▸ **Work instructions**: Transcribe the entries that follow exactly as they appear, minus pictures.

▸ **Exercise data**:
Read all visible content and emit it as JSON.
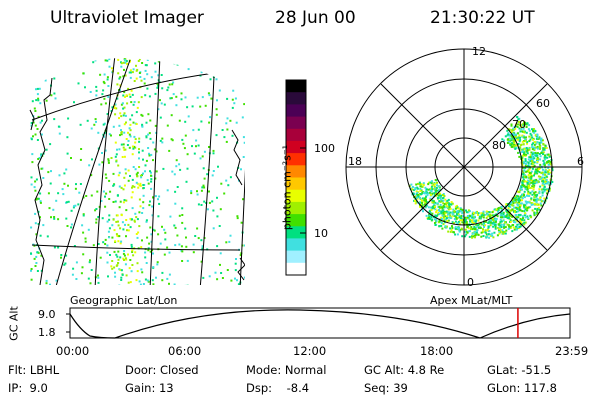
{
  "header": {
    "instrument": "Ultraviolet Imager",
    "date": "28 Jun 00",
    "time": "21:30:22 UT"
  },
  "colorbar": {
    "unit_label": "photon cm⁻²s⁻¹",
    "ticks": [
      "100",
      "10"
    ],
    "colors": [
      "#000000",
      "#2a0a3a",
      "#4b0055",
      "#7a0050",
      "#a8003a",
      "#d00020",
      "#ff3000",
      "#ff8800",
      "#ffc800",
      "#e8ff00",
      "#a0f000",
      "#40e000",
      "#00e080",
      "#40e0e0",
      "#a0f0ff",
      "#ffffff"
    ]
  },
  "left_map": {
    "projection_label": "Geographic Lat/Lon"
  },
  "polar_map": {
    "projection_label": "Apex MLat/MLT",
    "mlt_labels": [
      "12",
      "18",
      "6",
      "0"
    ],
    "mlat_labels": [
      "60",
      "70",
      "80"
    ]
  },
  "altitude_plot": {
    "axis_label": "GC Alt",
    "y_ticks": [
      "9.0",
      "1.8"
    ],
    "x_ticks": [
      "00:00",
      "06:00",
      "12:00",
      "18:00",
      "23:59"
    ],
    "current_time_hours": 21.5,
    "marker_color": "#dd0000"
  },
  "footer": {
    "rows": [
      [
        "Flt: LBHL",
        "Door: Closed",
        "Mode: Normal",
        "GC Alt: 4.8 Re",
        "GLat: -51.5"
      ],
      [
        "IP:  9.0",
        "Gain: 13",
        "Dsp:    -8.4",
        "Seq: 39",
        "GLon: 117.8"
      ]
    ]
  }
}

▸ **Task solution**:
Read all visible content and emit it as JSON.
{
  "header": {
    "instrument": "Ultraviolet Imager",
    "date": "28 Jun 00",
    "time": "21:30:22 UT"
  },
  "colorbar": {
    "unit_label": "photon cm⁻²s⁻¹",
    "ticks": [
      "100",
      "10"
    ],
    "colors": [
      "#000000",
      "#2a0a3a",
      "#4b0055",
      "#7a0050",
      "#a8003a",
      "#d00020",
      "#ff3000",
      "#ff8800",
      "#ffc800",
      "#e8ff00",
      "#a0f000",
      "#40e000",
      "#00e080",
      "#40e0e0",
      "#a0f0ff",
      "#ffffff"
    ]
  },
  "left_map": {
    "projection_label": "Geographic Lat/Lon"
  },
  "polar_map": {
    "projection_label": "Apex MLat/MLT",
    "mlt_labels": [
      "12",
      "18",
      "6",
      "0"
    ],
    "mlat_labels": [
      "60",
      "70",
      "80"
    ]
  },
  "altitude_plot": {
    "axis_label": "GC Alt",
    "y_ticks": [
      "9.0",
      "1.8"
    ],
    "x_ticks": [
      "00:00",
      "06:00",
      "12:00",
      "18:00",
      "23:59"
    ],
    "current_time_hours": 21.5,
    "marker_color": "#dd0000"
  },
  "footer": {
    "rows": [
      [
        "Flt: LBHL",
        "Door: Closed",
        "Mode: Normal",
        "GC Alt: 4.8 Re",
        "GLat: -51.5"
      ],
      [
        "IP:  9.0",
        "Gain: 13",
        "Dsp:    -8.4",
        "Seq: 39",
        "GLon: 117.8"
      ]
    ]
  }
}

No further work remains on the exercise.